::: DATA SHOWN

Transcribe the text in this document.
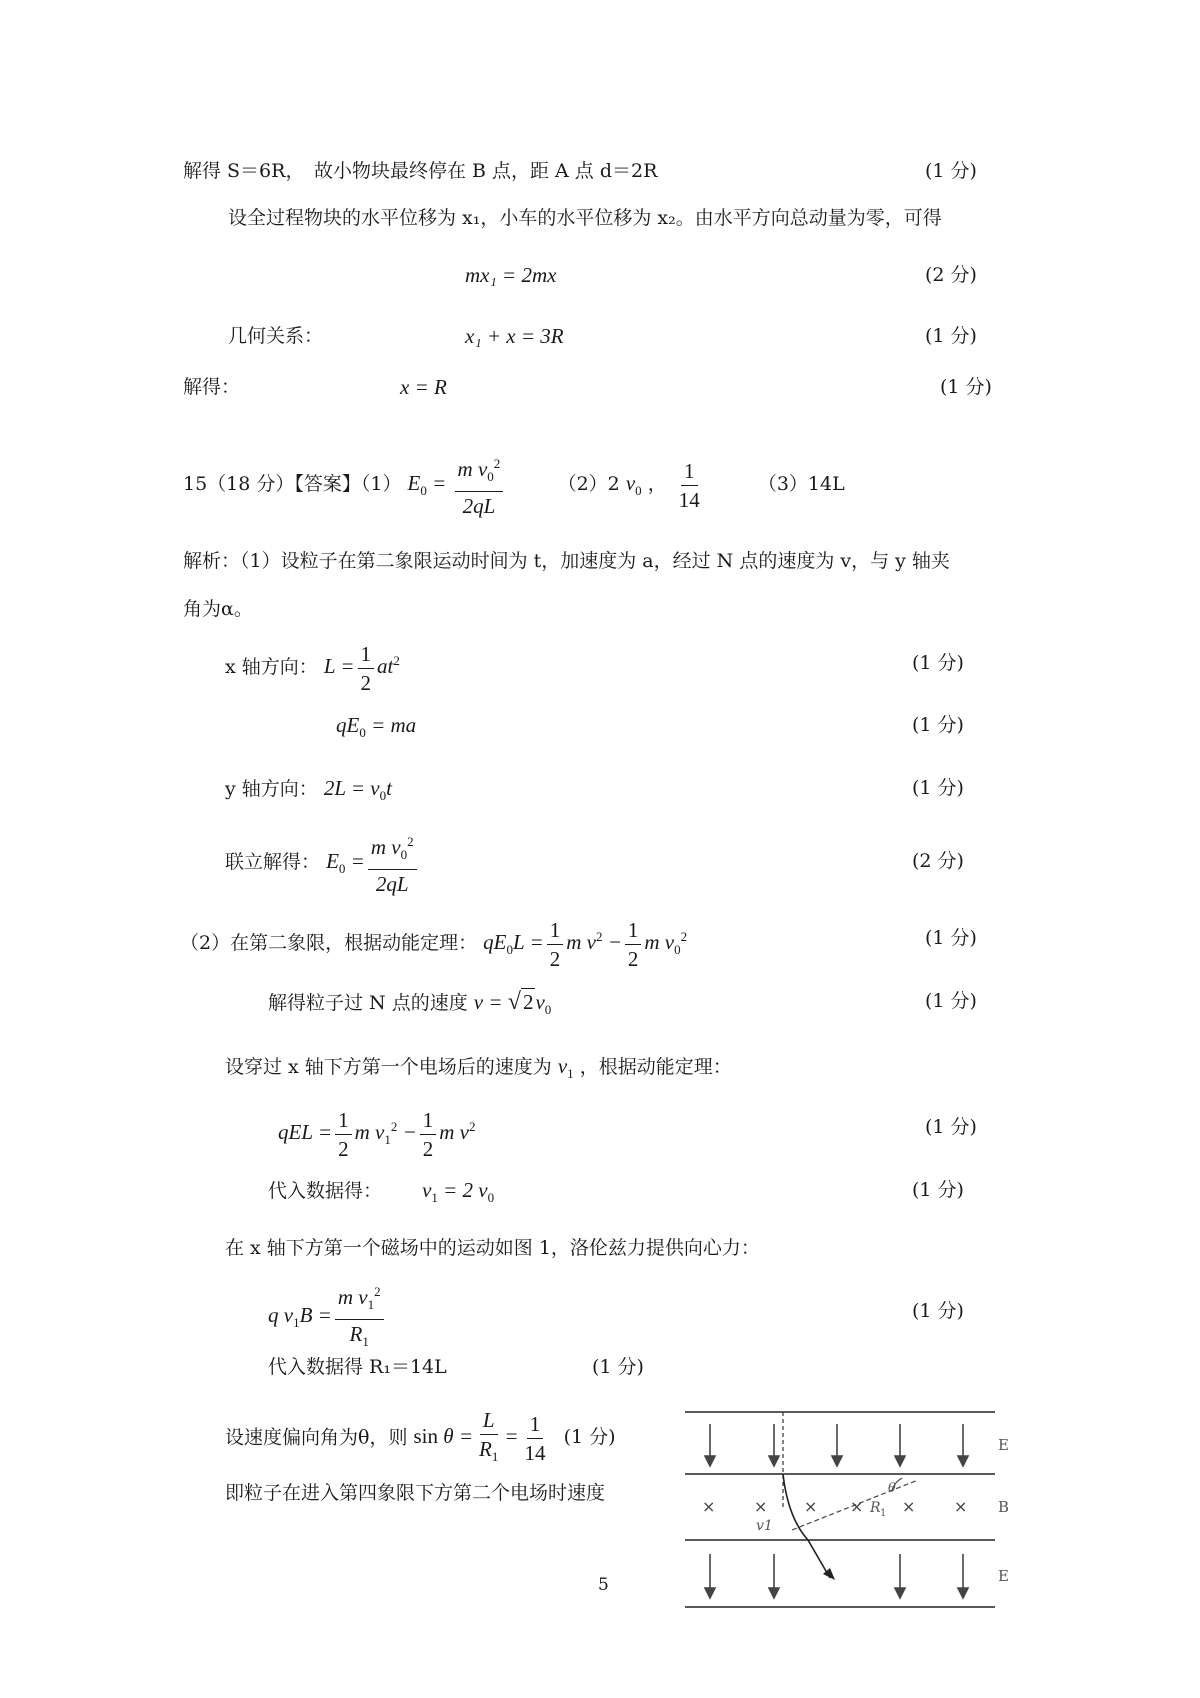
解得 S＝6R，　故小物块最终停在 B 点，距 A 点 d＝2R	(1 分)
设全过程物块的水平位移为 x₁，小车的水平位移为 x₂。由水平方向总动量为零，可得
mx₁ = 2mx	(2 分)
几何关系：	x₁ + x = 3R	(1 分)
解得：	x = R	(1 分)
15（18 分）【答案】（1） $E_0 = \frac{m v_0^2}{2qL}$	（2）2 $v_0$ ， $\frac{1}{14}$	（3）14L
解析：（1）设粒子在第二象限运动时间为 t，加速度为 a，经过 N 点的速度为 v，与 y 轴夹
角为α。
x 轴方向： $L = \frac{1}{2} at^2$	(1 分)
$qE_0$ = ma	(1 分)
y 轴方向： $2L = v_0t$	(1 分)
联立解得： $E_0 = \frac{m v_0^2}{2qL}$	(2 分)
（2）在第二象限，根据动能定理： $qE_0L = \frac{1}{2}$ m $v^2 - \frac{1}{2}$ m $v_0^2$	(1 分)
解得粒子过 N 点的速度 $v = √2v_0$	(1 分)
设穿过 x 轴下方第一个电场后的速度为 $v_1$ ，根据动能定理：
qEL = $\frac{1}{2}$ m $v_1^2 - \frac{1}{2}$ m $v^2$	(1 分)
代入数据得： $v_1 = 2$ $v_0$	(1 分)
在 x 轴下方第一个磁场中的运动如图 1，洛伦兹力提供向心力：
q $v_1B = \frac{m v_1^2}{R_1}$	(1 分)
代入数据得 R₁＝14L	(1 分)
设速度偏向角为θ，则 $\sin \theta = \frac{L}{R_1} = \frac{1}{14} (1$ 分)
即粒子在进入第四象限下方第二个电场时速度
5
× × × × × ×
E
B
E
v1
θ
R 1
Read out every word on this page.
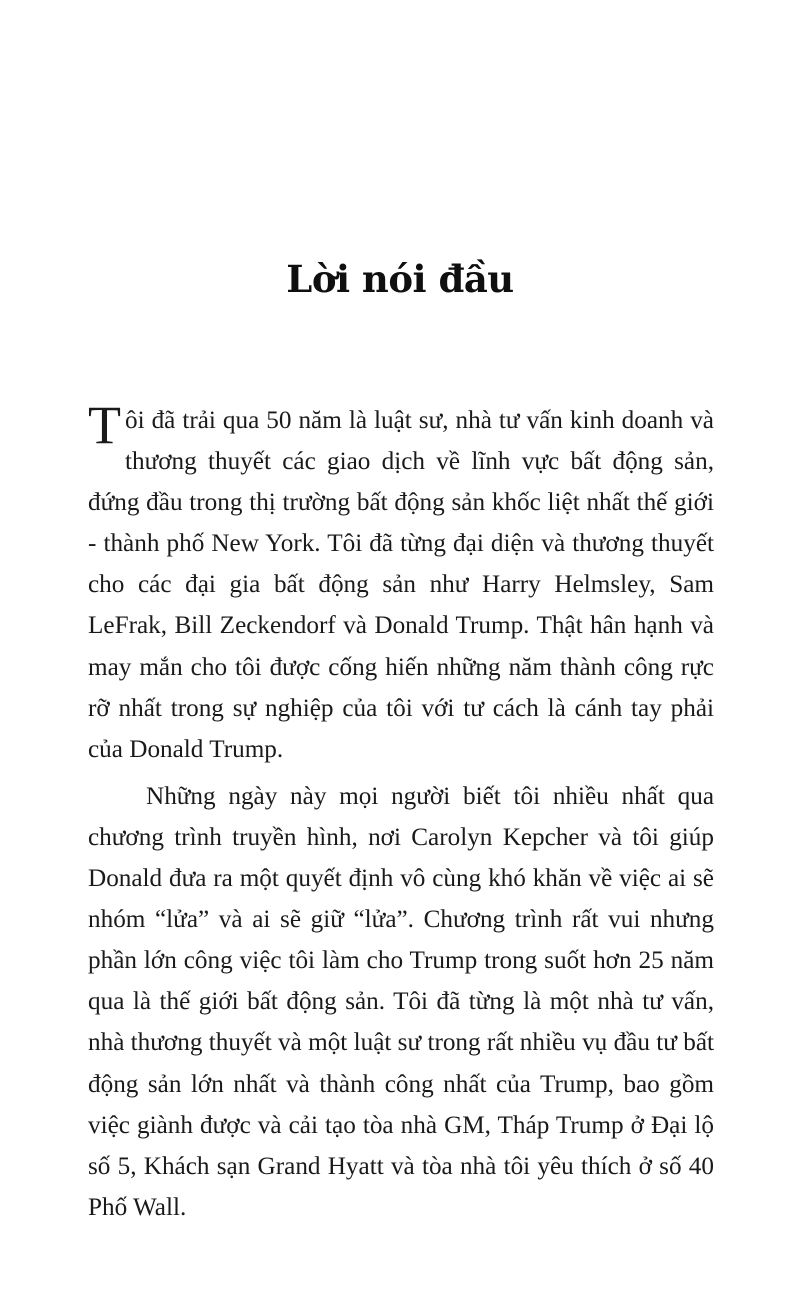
Lời nói đầu

Tôi đã trải qua 50 năm là luật sư, nhà tư vấn kinh doanh và thương thuyết các giao dịch về lĩnh vực bất động sản, đứng đầu trong thị trường bất động sản khốc liệt nhất thế giới - thành phố New York. Tôi đã từng đại diện và thương thuyết cho các đại gia bất động sản như Harry Helmsley, Sam LeFrak, Bill Zeckendorf và Donald Trump. Thật hân hạnh và may mắn cho tôi được cống hiến những năm thành công rực rỡ nhất trong sự nghiệp của tôi với tư cách là cánh tay phải của Donald Trump.

Những ngày này mọi người biết tôi nhiều nhất qua chương trình truyền hình, nơi Carolyn Kepcher và tôi giúp Donald đưa ra một quyết định vô cùng khó khăn về việc ai sẽ nhóm “lửa” và ai sẽ giữ “lửa”. Chương trình rất vui nhưng phần lớn công việc tôi làm cho Trump trong suốt hơn 25 năm qua là thế giới bất động sản. Tôi đã từng là một nhà tư vấn, nhà thương thuyết và một luật sư trong rất nhiều vụ đầu tư bất động sản lớn nhất và thành công nhất của Trump, bao gồm việc giành được và cải tạo tòa nhà GM, Tháp Trump ở Đại lộ số 5, Khách sạn Grand Hyatt và tòa nhà tôi yêu thích ở số 40 Phố Wall.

::::::

## [TASK REQUIREMENTS]
Write out an exact copy of the lines beginning at the line that contains "Read out every word on this page." and ending at the last line of the listing. Exclude pictures.

## [THE SOLUTION]
Read out every word on this page.
Lời nói đầu

Tôi đã trải qua 50 năm là luật sư, nhà tư vấn kinh doanh và thương thuyết các giao dịch về lĩnh vực bất động sản, đứng đầu trong thị trường bất động sản khốc liệt nhất thế giới - thành phố New York. Tôi đã từng đại diện và thương thuyết cho các đại gia bất động sản như Harry Helmsley, Sam LeFrak, Bill Zeckendorf và Donald Trump. Thật hân hạnh và may mắn cho tôi được cống hiến những năm thành công rực rỡ nhất trong sự nghiệp của tôi với tư cách là cánh tay phải của Donald Trump.

Những ngày này mọi người biết tôi nhiều nhất qua chương trình truyền hình, nơi Carolyn Kepcher và tôi giúp Donald đưa ra một quyết định vô cùng khó khăn về việc ai sẽ nhóm “lửa” và ai sẽ giữ “lửa”. Chương trình rất vui nhưng phần lớn công việc tôi làm cho Trump trong suốt hơn 25 năm qua là thế giới bất động sản. Tôi đã từng là một nhà tư vấn, nhà thương thuyết và một luật sư trong rất nhiều vụ đầu tư bất động sản lớn nhất và thành công nhất của Trump, bao gồm việc giành được và cải tạo tòa nhà GM, Tháp Trump ở Đại lộ số 5, Khách sạn Grand Hyatt và tòa nhà tôi yêu thích ở số 40 Phố Wall.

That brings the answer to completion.